***** RAW DATA
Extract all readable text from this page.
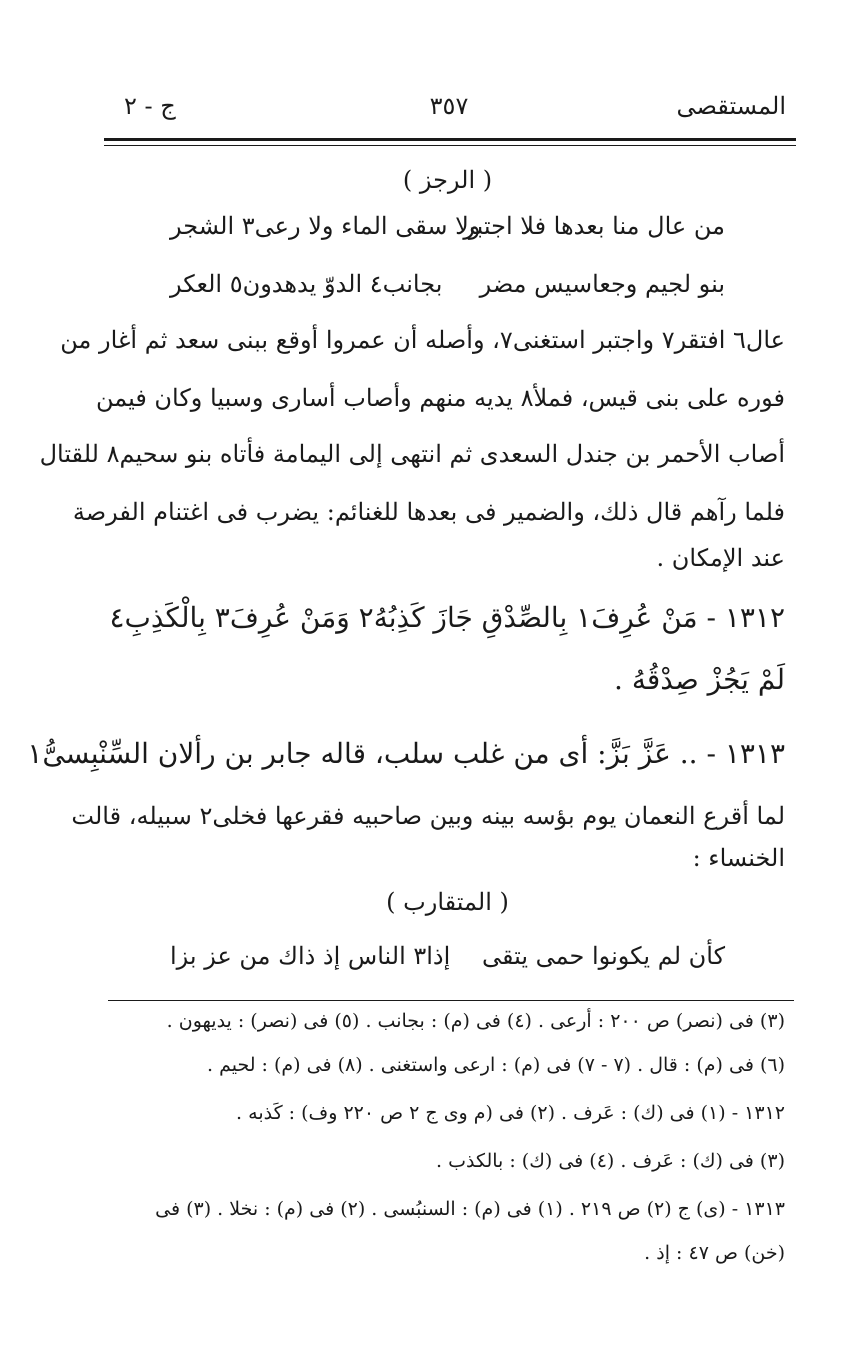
المستقصى
٣٥٧
ج - ٢
( الرجز )
من عال منا بعدها فلا اجتبر
ولا سقى الماء ولا رعى٣ الشجر
بنو لجيم وجعاسيس مضر
بجانب٤ الدوّ يدهدون٥ العكر
عال٦ افتقر٧ واجتبر استغنى٧، وأصله أن عمروا أوقع ببنى سعد ثم أغار من
فوره على بنى قيس، فملأ٨ يديه منهم وأصاب أسارى وسبيا وكان فيمن
أصاب الأحمر بن جندل السعدى ثم انتهى إلى اليمامة فأتاه بنو سحيم٨ للقتال
فلما رآهم قال ذلك، والضمير فى بعدها للغنائم: يضرب فى اغتنام الفرصة
عند الإمكان .
١٣١٢ - مَنْ عُرِفَ١ بِالصِّدْقِ جَازَ كَذِبُهُ٢ وَمَنْ عُرِفَ٣ بِالْكَذِبِ٤
لَمْ يَجُزْ صِدْقُهُ .
١٣١٣ - .. عَزَّ بَزَّ: أى من غلب سلب، قاله جابر بن رألان السِّنْبِسىُّ١
لما أقرع النعمان يوم بؤسه بينه وبين صاحبيه فقرعها فخلى٢ سبيله، قالت
الخنساء :
( المتقارب )
كأن لم يكونوا حمى يتقى
إذا٣ الناس إذ ذاك من عز بزا
(٣) فى (نصر) ص ٢٠٠ : أرعى . (٤) فى (م) : بجانب . (٥) فى (نصر) : يديهون .
(٦) فى (م) : قال . (٧ - ٧) فى (م) : ارعى واستغنى . (٨) فى (م) : لحيم .
١٣١٢ - (١) فى (ك) : عَرف . (٢) فى (م وى ج ٢ ص ٢٢٠ وف) : كَذبه .
(٣) فى (ك) : عَرف . (٤) فى (ك) : بالكذب .
١٣١٣ - (ى) ج (٢) ص ٢١٩ . (١) فى (م) : السنبُسى . (٢) فى (م) : نخلا . (٣) فى
(خن) ص ٤٧ : إذ .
**********
# [YOUR INSTRUCTIONS]
Find each line holding the string "بعدها" and copy it out.

# [RESULT OF THE TASK]
من عال منا بعدها فلا اجتبر
فلما رآهم قال ذلك، والضمير فى بعدها للغنائم: يضرب فى اغتنام الفرصة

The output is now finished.